◆ What is required
Each record that follows should be repeated exactly, minus any images.

◆ Source data
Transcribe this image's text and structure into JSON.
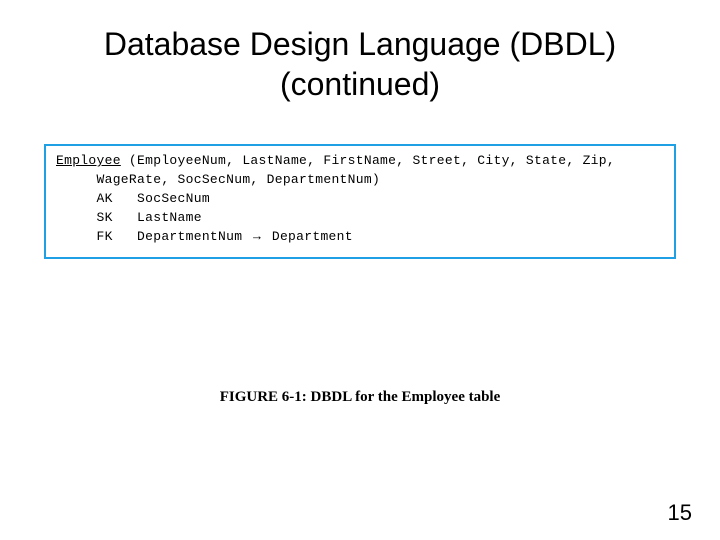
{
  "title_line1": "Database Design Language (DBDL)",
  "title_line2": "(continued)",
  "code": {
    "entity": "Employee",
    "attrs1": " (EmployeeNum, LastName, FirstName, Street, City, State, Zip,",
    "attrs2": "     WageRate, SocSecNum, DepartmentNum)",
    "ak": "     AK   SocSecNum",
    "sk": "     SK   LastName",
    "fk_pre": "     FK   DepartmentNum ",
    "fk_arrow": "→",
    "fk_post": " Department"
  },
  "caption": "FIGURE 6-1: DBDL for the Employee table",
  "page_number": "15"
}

◆ Expected answer
Transcribe this image's text and structure into JSON.
{
  "title_line1": "Database Design Language (DBDL)",
  "title_line2": "(continued)",
  "code": {
    "entity": "Employee",
    "attrs1": " (EmployeeNum, LastName, FirstName, Street, City, State, Zip,",
    "attrs2": "     WageRate, SocSecNum, DepartmentNum)",
    "ak": "     AK   SocSecNum",
    "sk": "     SK   LastName",
    "fk_pre": "     FK   DepartmentNum ",
    "fk_arrow": "→",
    "fk_post": " Department"
  },
  "caption": "FIGURE 6-1: DBDL for the Employee table",
  "page_number": "15"
}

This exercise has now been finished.